* _CHALLENGE_:
In your copy, leave out the pictures and repeat the entries below exactly.

* _DATASET EXCERPTS_:
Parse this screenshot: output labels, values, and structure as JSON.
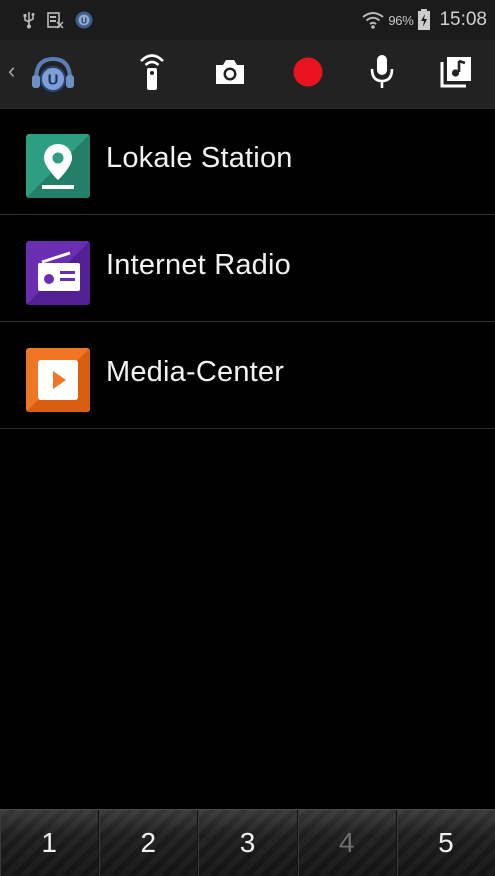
{
  "status_bar": {
    "battery_percent": "96%",
    "time": "15:08",
    "icons": [
      "usb-icon",
      "screenshot-notification-icon",
      "app-notification-icon",
      "wifi-icon",
      "battery-charging-icon"
    ]
  },
  "toolbar": {
    "icons": [
      "back-chevron-icon",
      "app-logo-icon",
      "remote-control-icon",
      "camera-icon",
      "record-icon",
      "microphone-icon",
      "music-library-icon"
    ],
    "app_logo_letter": "U",
    "record_color": "#e8131f"
  },
  "list": {
    "items": [
      {
        "label": "Lokale Station",
        "icon": "location-pin-icon",
        "color": "#2e9e83"
      },
      {
        "label": "Internet Radio",
        "icon": "radio-icon",
        "color": "#6a2fb0"
      },
      {
        "label": "Media-Center",
        "icon": "play-icon",
        "color": "#ef7624"
      }
    ]
  },
  "presets": {
    "buttons": [
      "1",
      "2",
      "3",
      "4",
      "5"
    ]
  }
}
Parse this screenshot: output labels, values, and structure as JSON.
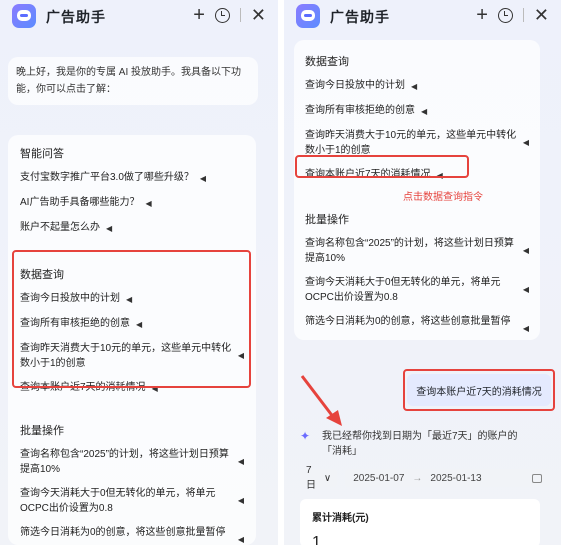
{
  "app": {
    "title": "广告助手"
  },
  "greeting": "晚上好，我是你的专属 AI 投放助手。我具备以下功能，你可以点击了解：",
  "sections": {
    "qa": {
      "title": "智能问答",
      "items": [
        "支付宝数字推广平台3.0做了哪些升级？",
        "AI广告助手具备哪些能力？",
        "账户不起量怎么办"
      ]
    },
    "query": {
      "title": "数据查询",
      "items": [
        "查询今日投放中的计划",
        "查询所有审核拒绝的创意",
        "查询昨天消费大于10元的单元，这些单元中转化数小于1的创意",
        "查询本账户近7天的消耗情况"
      ]
    },
    "batch": {
      "title": "批量操作",
      "items": [
        "查询名称包含“2025”的计划，将这些计划日预算提高10%",
        "查询今天消耗大于0但无转化的单元，将单元OCPC出价设置为0.8",
        "筛选今日消耗为0的创意，将这些创意批量暂停"
      ]
    }
  },
  "annotation": "点击数据查询指令",
  "user_message": "查询本账户近7天的消耗情况",
  "reply": {
    "message": "我已经帮你找到日期为「最近7天」的账户的「消耗」",
    "period": "7日",
    "date_start": "2025-01-07",
    "date_end": "2025-01-13",
    "stat_label": "累计消耗(元)",
    "stat_value": "1"
  },
  "colors": {
    "highlight": "#e6433d",
    "bubble": "#e4eafe",
    "accent": "#6b6bff"
  },
  "icons": {
    "add": "plus-icon",
    "history": "history-icon",
    "close": "close-icon",
    "send": "send-icon",
    "calendar": "calendar-icon",
    "sparkle": "sparkle-icon"
  }
}
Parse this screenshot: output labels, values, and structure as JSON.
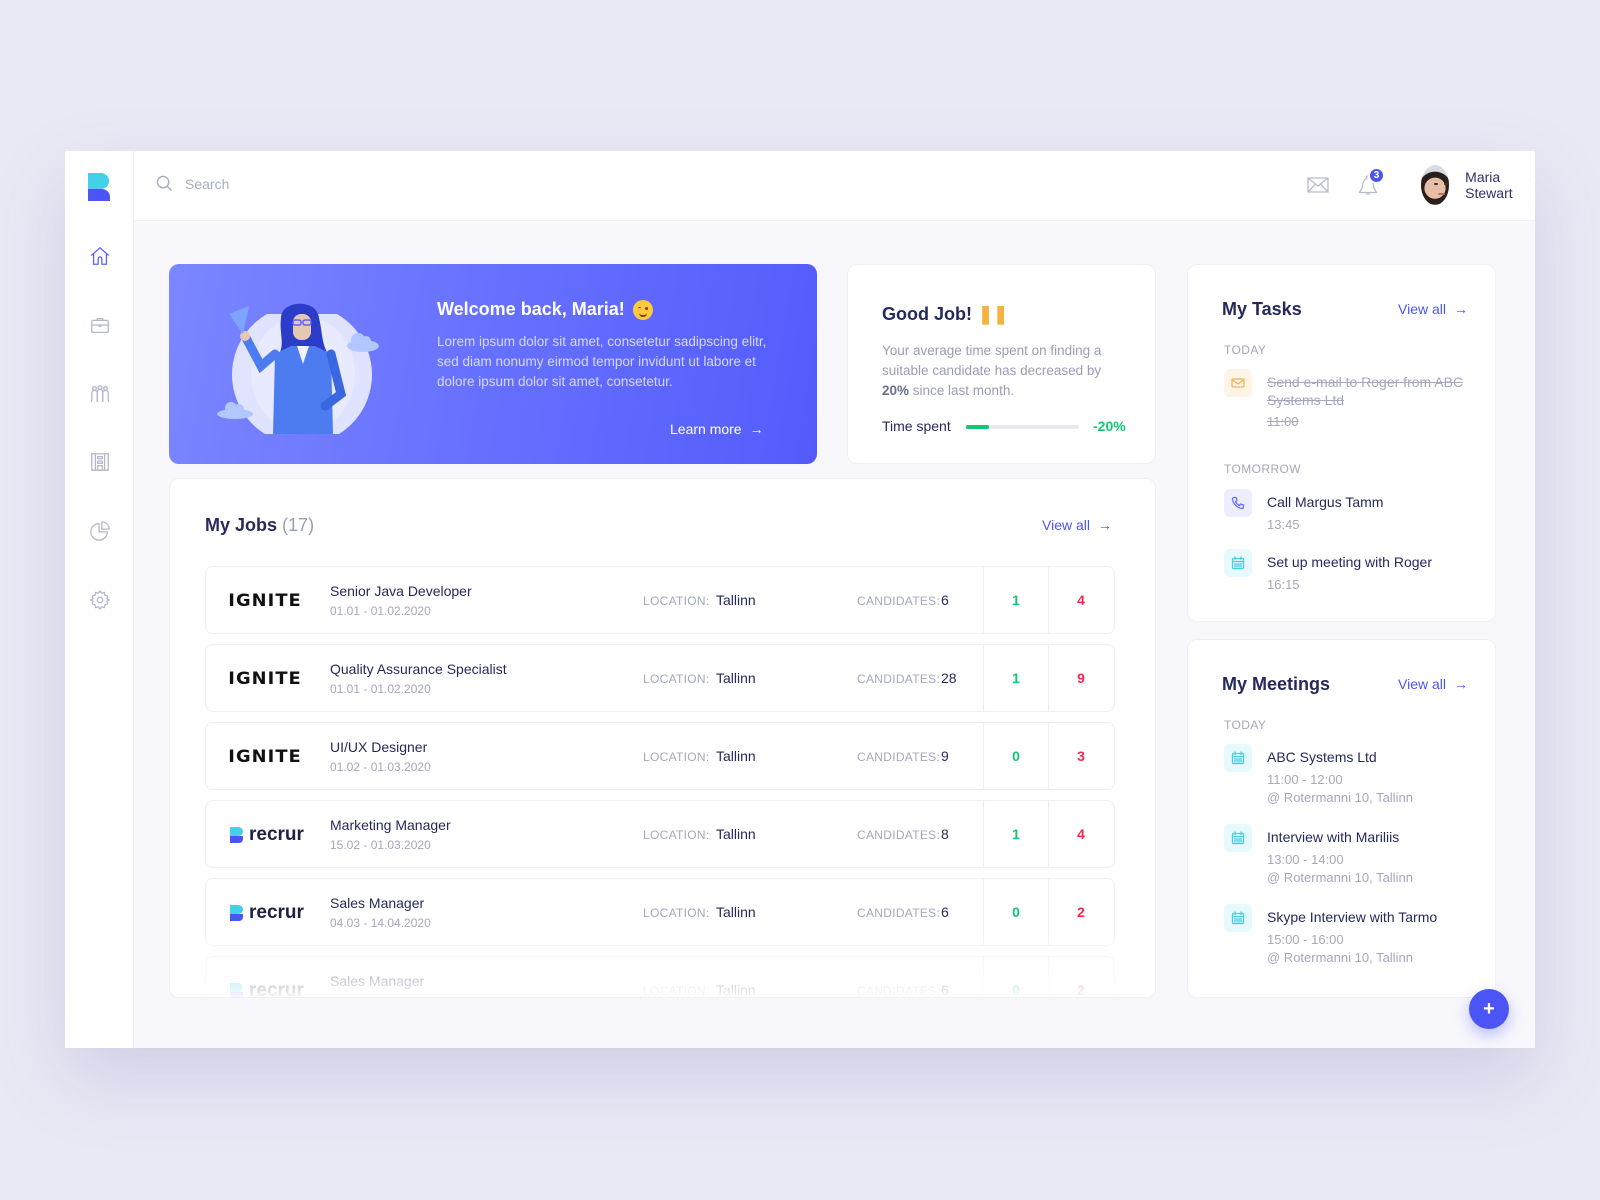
{
  "header": {
    "search_placeholder": "Search",
    "notifications_count": "3",
    "user_name": "Maria Stewart"
  },
  "sidebar": {
    "items": [
      {
        "name": "home",
        "icon": "home-icon",
        "active": true
      },
      {
        "name": "jobs",
        "icon": "briefcase-icon",
        "active": false
      },
      {
        "name": "candidates",
        "icon": "people-icon",
        "active": false
      },
      {
        "name": "companies",
        "icon": "building-icon",
        "active": false
      },
      {
        "name": "reports",
        "icon": "pie-chart-icon",
        "active": false
      },
      {
        "name": "settings",
        "icon": "gear-icon",
        "active": false
      }
    ]
  },
  "welcome": {
    "title": "Welcome back, Maria!",
    "body": "Lorem ipsum dolor sit amet, consetetur sadipscing elitr, sed diam nonumy eirmod tempor invidunt ut labore et dolore ipsum dolor sit amet, consetetur.",
    "link": "Learn more"
  },
  "goodjob": {
    "title": "Good Job!",
    "body_pre": "Your average time spent on finding a suitable candidate has decreased by ",
    "body_bold": "20%",
    "body_post": " since last month.",
    "metric_label": "Time spent",
    "metric_value": "-20%",
    "progress_fraction": 0.2,
    "accent": "#10c873"
  },
  "jobs": {
    "title": "My Jobs",
    "count": "(17)",
    "view_all": "View all",
    "location_label": "LOCATION:",
    "candidates_label": "CANDIDATES:",
    "rows": [
      {
        "company": "IGNITE",
        "logo": "ignite",
        "title": "Senior Java Developer",
        "dates": "01.01 - 01.02.2020",
        "location": "Tallinn",
        "candidates": "6",
        "green": "1",
        "red": "4"
      },
      {
        "company": "IGNITE",
        "logo": "ignite",
        "title": "Quality Assurance Specialist",
        "dates": "01.01 - 01.02.2020",
        "location": "Tallinn",
        "candidates": "28",
        "green": "1",
        "red": "9"
      },
      {
        "company": "IGNITE",
        "logo": "ignite",
        "title": "UI/UX Designer",
        "dates": "01.02 - 01.03.2020",
        "location": "Tallinn",
        "candidates": "9",
        "green": "0",
        "red": "3"
      },
      {
        "company": "recrur",
        "logo": "recrur",
        "title": "Marketing Manager",
        "dates": "15.02 - 01.03.2020",
        "location": "Tallinn",
        "candidates": "8",
        "green": "1",
        "red": "4"
      },
      {
        "company": "recrur",
        "logo": "recrur",
        "title": "Sales Manager",
        "dates": "04.03 - 14.04.2020",
        "location": "Tallinn",
        "candidates": "6",
        "green": "0",
        "red": "2"
      },
      {
        "company": "recrur",
        "logo": "recrur",
        "title": "Sales Manager",
        "dates": "",
        "location": "Tallinn",
        "candidates": "6",
        "green": "0",
        "red": "2"
      }
    ]
  },
  "tasks": {
    "title": "My Tasks",
    "view_all": "View all",
    "groups": [
      {
        "label": "TODAY",
        "items": [
          {
            "icon": "mail-icon",
            "color": "orange",
            "title": "Send e-mail to Roger from ABC Systems Ltd",
            "time": "11:00",
            "done": true
          }
        ]
      },
      {
        "label": "TOMORROW",
        "items": [
          {
            "icon": "phone-icon",
            "color": "purple",
            "title": "Call Margus Tamm",
            "time": "13:45",
            "done": false
          },
          {
            "icon": "calendar-icon",
            "color": "cyan",
            "title": "Set up meeting with Roger",
            "time": "16:15",
            "done": false
          }
        ]
      }
    ]
  },
  "meetings": {
    "title": "My Meetings",
    "view_all": "View all",
    "group_label": "TODAY",
    "items": [
      {
        "title": "ABC Systems Ltd",
        "time": "11:00 - 12:00",
        "place": "@ Rotermanni 10, Tallinn"
      },
      {
        "title": "Interview with Mariliis",
        "time": "13:00 - 14:00",
        "place": "@ Rotermanni 10, Tallinn"
      },
      {
        "title": "Skype Interview with Tarmo",
        "time": "15:00 - 16:00",
        "place": "@ Rotermanni 10, Tallinn"
      }
    ]
  },
  "fab": {
    "label": "+"
  },
  "colors": {
    "primary": "#4b55f5",
    "success": "#10c873",
    "danger": "#f5284f",
    "text": "#252a5c"
  }
}
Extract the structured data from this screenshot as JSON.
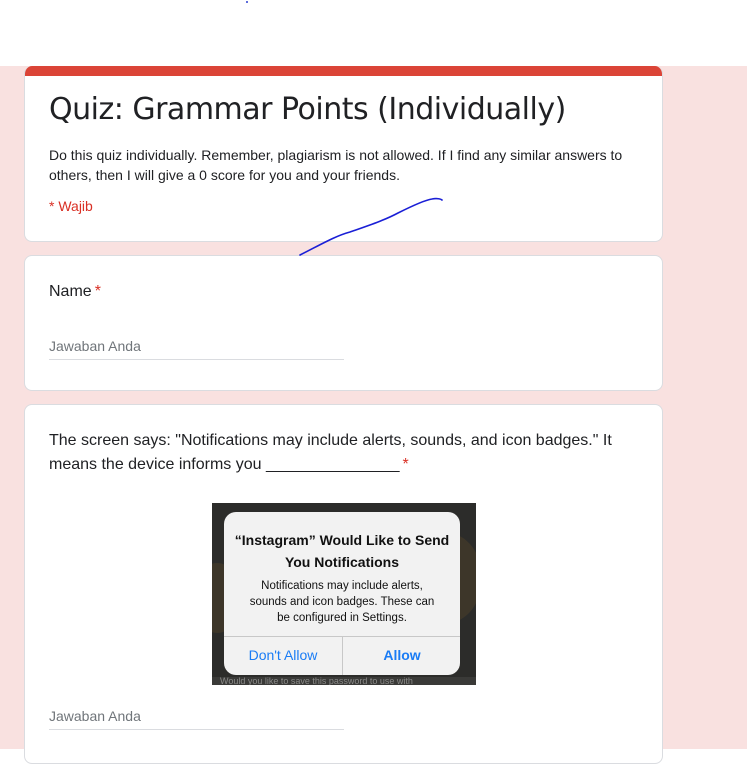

* _EXERCISE OUTPUT_:
Parse this screenshot: output labels, values, and structure as JSON.
{
  "status_bar": {
    "battery_percent": "96%",
    "time": "15:08",
    "icons": [
      "usb-icon",
      "screenshot-notification-icon",
      "app-notification-icon",
      "wifi-icon",
      "battery-charging-icon"
    ]
  },
  "toolbar": {
    "icons": [
      "back-chevron-icon",
      "app-logo-icon",
      "remote-control-icon",
      "camera-icon",
      "record-icon",
      "microphone-icon",
      "music-library-icon"
    ],
    "app_logo_letter": "U",
    "record_color": "#e8131f"
  },
  "list": {
    "items": [
      {
        "label": "Lokale Station",
        "icon": "location-pin-icon",
        "color": "#2e9e83"
      },
      {
        "label": "Internet Radio",
        "icon": "radio-icon",
        "color": "#6a2fb0"
      },
      {
        "label": "Media-Center",
        "icon": "play-icon",
        "color": "#ef7624"
      }
    ]
  },
  "presets": {
    "buttons": [
      "1",
      "2",
      "3",
      "4",
      "5"
    ]
  }
}
Parse this screenshot: output labels, values, and structure as JSON.
{
  "app": {
    "title": "广告助手"
  },
  "greeting": "晚上好，我是你的专属 AI 投放助手。我具备以下功能，你可以点击了解：",
  "sections": {
    "qa": {
      "title": "智能问答",
      "items": [
        "支付宝数字推广平台3.0做了哪些升级？",
        "AI广告助手具备哪些能力？",
        "账户不起量怎么办"
      ]
    },
    "query": {
      "title": "数据查询",
      "items": [
        "查询今日投放中的计划",
        "查询所有审核拒绝的创意",
        "查询昨天消费大于10元的单元，这些单元中转化数小于1的创意",
        "查询本账户近7天的消耗情况"
      ]
    },
    "batch": {
      "title": "批量操作",
      "items": [
        "查询名称包含“2025”的计划，将这些计划日预算提高10%",
        "查询今天消耗大于0但无转化的单元，将单元OCPC出价设置为0.8",
        "筛选今日消耗为0的创意，将这些创意批量暂停"
      ]
    }
  },
  "annotation": "点击数据查询指令",
  "user_message": "查询本账户近7天的消耗情况",
  "reply": {
    "message": "我已经帮你找到日期为「最近7天」的账户的「消耗」",
    "period": "7日",
    "date_start": "2025-01-07",
    "date_end": "2025-01-13",
    "stat_label": "累计消耗(元)",
    "stat_value": "1"
  },
  "colors": {
    "highlight": "#e6433d",
    "bubble": "#e4eafe",
    "accent": "#6b6bff"
  },
  "icons": {
    "add": "plus-icon",
    "history": "history-icon",
    "close": "close-icon",
    "send": "send-icon",
    "calendar": "calendar-icon",
    "sparkle": "sparkle-icon"
  }
}
Parse this screenshot: output labels, values, and structure as JSON.
{
  "header": {
    "search_placeholder": "Search",
    "notifications_count": "3",
    "user_name": "Maria Stewart"
  },
  "sidebar": {
    "items": [
      {
        "name": "home",
        "icon": "home-icon",
        "active": true
      },
      {
        "name": "jobs",
        "icon": "briefcase-icon",
        "active": false
      },
      {
        "name": "candidates",
        "icon": "people-icon",
        "active": false
      },
      {
        "name": "companies",
        "icon": "building-icon",
        "active": false
      },
      {
        "name": "reports",
        "icon": "pie-chart-icon",
        "active": false
      },
      {
        "name": "settings",
        "icon": "gear-icon",
        "active": false
      }
    ]
  },
  "welcome": {
    "title": "Welcome back, Maria!",
    "body": "Lorem ipsum dolor sit amet, consetetur sadipscing elitr, sed diam nonumy eirmod tempor invidunt ut labore et dolore ipsum dolor sit amet, consetetur.",
    "link": "Learn more"
  },
  "goodjob": {
    "title": "Good Job!",
    "body_pre": "Your average time spent on finding a suitable candidate has decreased by ",
    "body_bold": "20%",
    "body_post": " since last month.",
    "metric_label": "Time spent",
    "metric_value": "-20%",
    "progress_fraction": 0.2,
    "accent": "#10c873"
  },
  "jobs": {
    "title": "My Jobs",
    "count": "(17)",
    "view_all": "View all",
    "location_label": "LOCATION:",
    "candidates_label": "CANDIDATES:",
    "rows": [
      {
        "company": "IGNITE",
        "logo": "ignite",
        "title": "Senior Java Developer",
        "dates": "01.01 - 01.02.2020",
        "location": "Tallinn",
        "candidates": "6",
        "green": "1",
        "red": "4"
      },
      {
        "company": "IGNITE",
        "logo": "ignite",
        "title": "Quality Assurance Specialist",
        "dates": "01.01 - 01.02.2020",
        "location": "Tallinn",
        "candidates": "28",
        "green": "1",
        "red": "9"
      },
      {
        "company": "IGNITE",
        "logo": "ignite",
        "title": "UI/UX Designer",
        "dates": "01.02 - 01.03.2020",
        "location": "Tallinn",
        "candidates": "9",
        "green": "0",
        "red": "3"
      },
      {
        "company": "recrur",
        "logo": "recrur",
        "title": "Marketing Manager",
        "dates": "15.02 - 01.03.2020",
        "location": "Tallinn",
        "candidates": "8",
        "green": "1",
        "red": "4"
      },
      {
        "company": "recrur",
        "logo": "recrur",
        "title": "Sales Manager",
        "dates": "04.03 - 14.04.2020",
        "location": "Tallinn",
        "candidates": "6",
        "green": "0",
        "red": "2"
      },
      {
        "company": "recrur",
        "logo": "recrur",
        "title": "Sales Manager",
        "dates": "",
        "location": "Tallinn",
        "candidates": "6",
        "green": "0",
        "red": "2"
      }
    ]
  },
  "tasks": {
    "title": "My Tasks",
    "view_all": "View all",
    "groups": [
      {
        "label": "TODAY",
        "items": [
          {
            "icon": "mail-icon",
            "color": "orange",
            "title": "Send e-mail to Roger from ABC Systems Ltd",
            "time": "11:00",
            "done": true
          }
        ]
      },
      {
        "label": "TOMORROW",
        "items": [
          {
            "icon": "phone-icon",
            "color": "purple",
            "title": "Call Margus Tamm",
            "time": "13:45",
            "done": false
          },
          {
            "icon": "calendar-icon",
            "color": "cyan",
            "title": "Set up meeting with Roger",
            "time": "16:15",
            "done": false
          }
        ]
      }
    ]
  },
  "meetings": {
    "title": "My Meetings",
    "view_all": "View all",
    "group_label": "TODAY",
    "items": [
      {
        "title": "ABC Systems Ltd",
        "time": "11:00 - 12:00",
        "place": "@ Rotermanni 10, Tallinn"
      },
      {
        "title": "Interview with Mariliis",
        "time": "13:00 - 14:00",
        "place": "@ Rotermanni 10, Tallinn"
      },
      {
        "title": "Skype Interview with Tarmo",
        "time": "15:00 - 16:00",
        "place": "@ Rotermanni 10, Tallinn"
      }
    ]
  },
  "fab": {
    "label": "+"
  },
  "colors": {
    "primary": "#4b55f5",
    "success": "#10c873",
    "danger": "#f5284f",
    "text": "#252a5c"
  }
}
Extract the structured data from this screenshot as JSON.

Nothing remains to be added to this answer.